| CHALLENGE |
Lay out, as a numbered list, only the lines of the material between the line containing "major-title: 机械设计与制造 — [71, 247, 361, 283]" and the line containing "966, 1023, 1022]", inclusive, omitting any blank lines.

Element and coordinate records:
____________

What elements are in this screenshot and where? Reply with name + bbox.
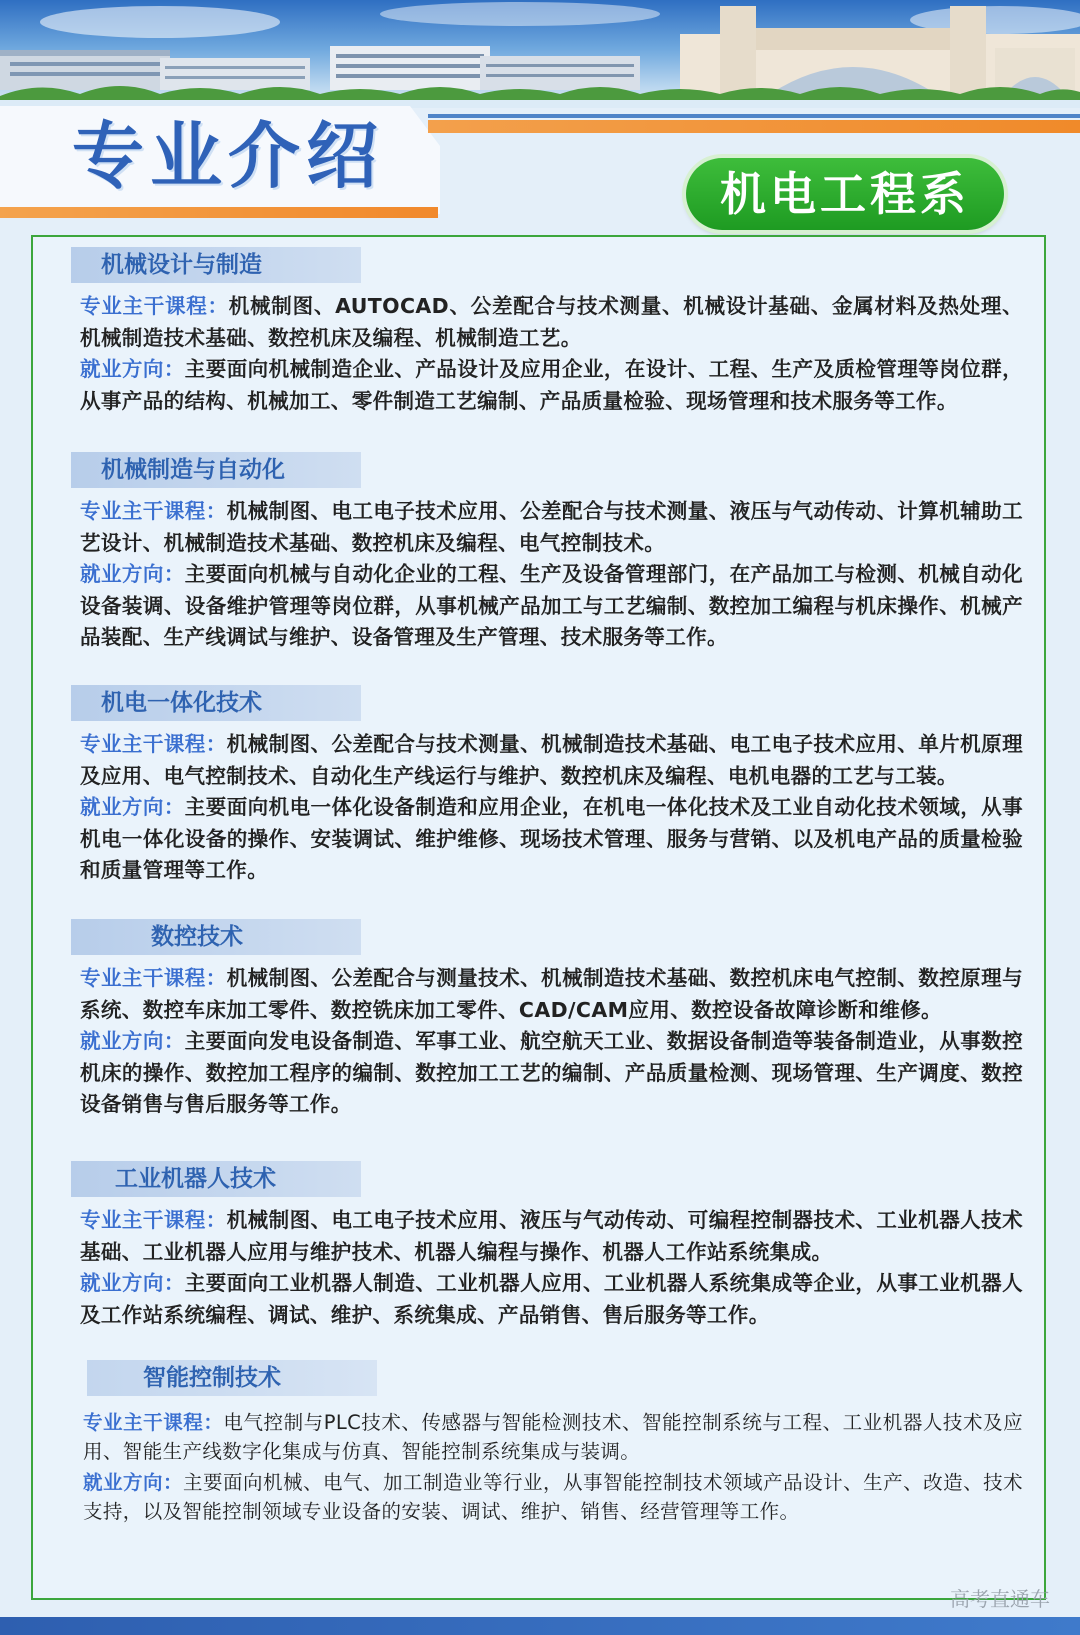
major-title: 机械设计与制造 — [71, 247, 361, 283]
courses-paragraph — [33, 1408, 1023, 1466]
career-label: 就业方向： — [80, 795, 185, 819]
career-label: 就业方向： — [80, 357, 185, 381]
major-list-panel — [31, 235, 1046, 1600]
campus-skyline-illustration — [0, 0, 1080, 108]
campus-banner — [0, 0, 1080, 108]
courses-paragraph — [33, 1205, 1023, 1268]
courses-text: 机械制图、电工电子技术应用、液压与气动传动、可编程控制器技术、工业机器人技术基础、工业机器人应用与维护技术、机器人编程与操作、机器人工作站系统集成。 — [80, 1208, 1023, 1264]
courses-label: 专业主干课程： — [80, 732, 227, 756]
career-label: 就业方向： — [80, 1271, 185, 1295]
career-text: 主要面向发电设备制造、军事工业、航空航天工业、数据设备制造等装备制造业，从事数控机床的操作、数控加工程序的编制、数控加工工艺的编制、产品质量检测、现场管理、生产调度、数控设备销售与售后服务等工作。 — [80, 1029, 1024, 1116]
courses-paragraph — [33, 729, 1023, 792]
courses-label: 专业主干课程： — [80, 966, 227, 990]
career-text: 主要面向机械制造企业、产品设计及应用企业，在设计、工程、生产及质检管理等岗位群，从事产品的结构、机械加工、零件制造工艺编制、产品质量检验、现场管理和技术服务等工作。 — [80, 357, 1024, 413]
courses-paragraph — [33, 291, 1023, 354]
major-section-mechanical-design — [33, 247, 1044, 417]
major-section-mechatronics — [33, 685, 1044, 887]
courses-paragraph — [33, 496, 1023, 559]
courses-text: 电气控制与PLC技术、传感器与智能检测技术、智能控制系统与工程、工业机器人技术及应用、智能生产线数字化集成与仿真、智能控制系统集成与装调。 — [83, 1411, 1023, 1463]
major-section-cnc — [33, 919, 1044, 1121]
major-title: 智能控制技术 — [87, 1360, 377, 1396]
major-section-intelligent-control — [33, 1360, 1044, 1526]
career-label: 就业方向： — [80, 1029, 185, 1053]
courses-label: 专业主干课程： — [80, 499, 227, 523]
courses-text: 机械制图、AUTOCAD、公差配合与技术测量、机械设计基础、金属材料及热处理、机械制造技术基础、数控机床及编程、机械制造工艺。 — [80, 294, 1023, 350]
header-accent-line-bottom — [0, 207, 438, 218]
career-paragraph — [33, 792, 1023, 887]
courses-text: 机械制图、公差配合与技术测量、机械制造技术基础、电工电子技术应用、单片机原理及应用、电气控制技术、自动化生产线运行与维护、数控机床及编程、电机电器的工艺与工装。 — [80, 732, 1023, 788]
header-accent-line-top — [428, 120, 1080, 133]
courses-text: 机械制图、电工电子技术应用、公差配合与技术测量、液压与气动传动、计算机辅助工艺设计、机械制造技术基础、数控机床及编程、电气控制技术。 — [80, 499, 1023, 555]
career-paragraph — [33, 559, 1023, 654]
career-text: 主要面向机电一体化设备制造和应用企业，在机电一体化技术及工业自动化技术领域，从事机电一体化设备的操作、安装调试、维护维修、现场技术管理、服务与营销、以及机电产品的质量检验和质量管理等工作。 — [80, 795, 1024, 882]
career-label: 就业方向： — [83, 1471, 184, 1494]
major-title: 机械制造与自动化 — [71, 452, 361, 488]
major-title: 数控技术 — [71, 919, 361, 955]
courses-text: 机械制图、公差配合与测量技术、机械制造技术基础、数控机床电气控制、数控原理与系统、数控车床加工零件、数控铣床加工零件、CAD/CAM应用、数控设备故障诊断和维修。 — [80, 966, 1023, 1022]
career-text: 主要面向机械、电气、加工制造业等行业，从事智能控制技术领域产品设计、生产、改造、技术支持，以及智能控制领域专业设备的安装、调试、维护、销售、经营管理等工作。 — [83, 1471, 1023, 1523]
career-paragraph — [33, 1026, 1023, 1121]
page-title: 专业介绍 — [72, 114, 385, 198]
career-text: 主要面向机械与自动化企业的工程、生产及设备管理部门，在产品加工与检测、机械自动化设备装调、设备维护管理等岗位群，从事机械产品加工与工艺编制、数控加工编程与机床操作、机械产品装配、生产线调试与维护、设备管理及生产管理、技术服务等工作。 — [80, 562, 1024, 649]
courses-paragraph — [33, 963, 1023, 1026]
department-badge: 机电工程系 — [686, 158, 1004, 230]
major-title: 机电一体化技术 — [71, 685, 361, 721]
watermark: 高考直通车 — [950, 1587, 1050, 1611]
career-paragraph — [33, 354, 1023, 417]
bottom-bar — [0, 1617, 1080, 1635]
career-text: 主要面向工业机器人制造、工业机器人应用、工业机器人系统集成等企业，从事工业机器人及工作站系统编程、调试、维护、系统集成、产品销售、售后服务等工作。 — [80, 1271, 1024, 1327]
career-paragraph — [33, 1268, 1023, 1331]
major-section-manufacturing-automation — [33, 452, 1044, 654]
career-paragraph — [33, 1468, 1023, 1526]
courses-label: 专业主干课程： — [80, 1208, 227, 1232]
courses-label: 专业主干课程： — [83, 1411, 224, 1434]
career-label: 就业方向： — [80, 562, 185, 586]
courses-label: 专业主干课程： — [80, 294, 229, 318]
major-section-industrial-robotics — [33, 1161, 1044, 1331]
major-title: 工业机器人技术 — [71, 1161, 361, 1197]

____________

| EXERCISE SOLUTION |
1. major-title: 机械设计与制造 — [71, 247, 361, 283]
2. courses-paragraph — [33, 1408, 1023, 1466]
3. career-label: 就业方向： — [80, 795, 185, 819]
4. career-label: 就业方向： — [80, 357, 185, 381]
5. major-list-panel — [31, 235, 1046, 1600]
6. campus-skyline-illustration — [0, 0, 1080, 108]
7. campus-banner — [0, 0, 1080, 108]
8. courses-paragraph — [33, 1205, 1023, 1268]
9. courses-text: 机械制图、电工电子技术应用、液压与气动传动、可编程控制器技术、工业机器人技术基础、工业机器人应用与维护技术、机器人编程与操作、机器人工作站系统集成。 — [80, 1208, 1023, 1264]
10. courses-label: 专业主干课程： — [80, 732, 227, 756]
11. career-label: 就业方向： — [80, 1271, 185, 1295]
12. career-text: 主要面向发电设备制造、军事工业、航空航天工业、数据设备制造等装备制造业，从事数控机床的操作、数控加工程序的编制、数控加工工艺的编制、产品质量检测、现场管理、生产调度、数控设备销售与售后服务等工作。 — [80, 1029, 1024, 1116]
13. courses-paragraph — [33, 729, 1023, 792]
14. courses-label: 专业主干课程： — [80, 966, 227, 990]
15. career-text: 主要面向机械制造企业、产品设计及应用企业，在设计、工程、生产及质检管理等岗位群，从事产品的结构、机械加工、零件制造工艺编制、产品质量检验、现场管理和技术服务等工作。 — [80, 357, 1024, 413]
16. courses-paragraph — [33, 291, 1023, 354]
17. major-section-mechanical-design — [33, 247, 1044, 417]
18. major-section-mechatronics — [33, 685, 1044, 887]
19. courses-paragraph — [33, 496, 1023, 559]
20. courses-text: 电气控制与PLC技术、传感器与智能检测技术、智能控制系统与工程、工业机器人技术及应用、智能生产线数字化集成与仿真、智能控制系统集成与装调。 — [83, 1411, 1023, 1463]
21. major-section-cnc — [33, 919, 1044, 1121]
22. major-title: 智能控制技术 — [87, 1360, 377, 1396]
23. major-section-intelligent-control — [33, 1360, 1044, 1526]
24. career-label: 就业方向： — [80, 1029, 185, 1053]
25. courses-label: 专业主干课程： — [80, 499, 227, 523]
26. courses-text: 机械制图、AUTOCAD、公差配合与技术测量、机械设计基础、金属材料及热处理、机械制造技术基础、数控机床及编程、机械制造工艺。 — [80, 294, 1023, 350]
27. header-accent-line-bottom — [0, 207, 438, 218]
28. career-paragraph — [33, 792, 1023, 887]
29. courses-text: 机械制图、公差配合与技术测量、机械制造技术基础、电工电子技术应用、单片机原理及应用、电气控制技术、自动化生产线运行与维护、数控机床及编程、电机电器的工艺与工装。 — [80, 732, 1023, 788]
30. header-accent-line-top — [428, 120, 1080, 133]
31. courses-text: 机械制图、电工电子技术应用、公差配合与技术测量、液压与气动传动、计算机辅助工艺设计、机械制造技术基础、数控机床及编程、电气控制技术。 — [80, 499, 1023, 555]
32. career-paragraph — [33, 559, 1023, 654]
33. career-text: 主要面向机电一体化设备制造和应用企业，在机电一体化技术及工业自动化技术领域，从事机电一体化设备的操作、安装调试、维护维修、现场技术管理、服务与营销、以及机电产品的质量检验和质量管理等工作。 — [80, 795, 1024, 882]
34. career-label: 就业方向： — [83, 1471, 184, 1494]
35. major-title: 机械制造与自动化 — [71, 452, 361, 488]
36. major-title: 数控技术 — [71, 919, 361, 955]
37. courses-text: 机械制图、公差配合与测量技术、机械制造技术基础、数控机床电气控制、数控原理与系统、数控车床加工零件、数控铣床加工零件、CAD/CAM应用、数控设备故障诊断和维修。 — [80, 966, 1023, 1022]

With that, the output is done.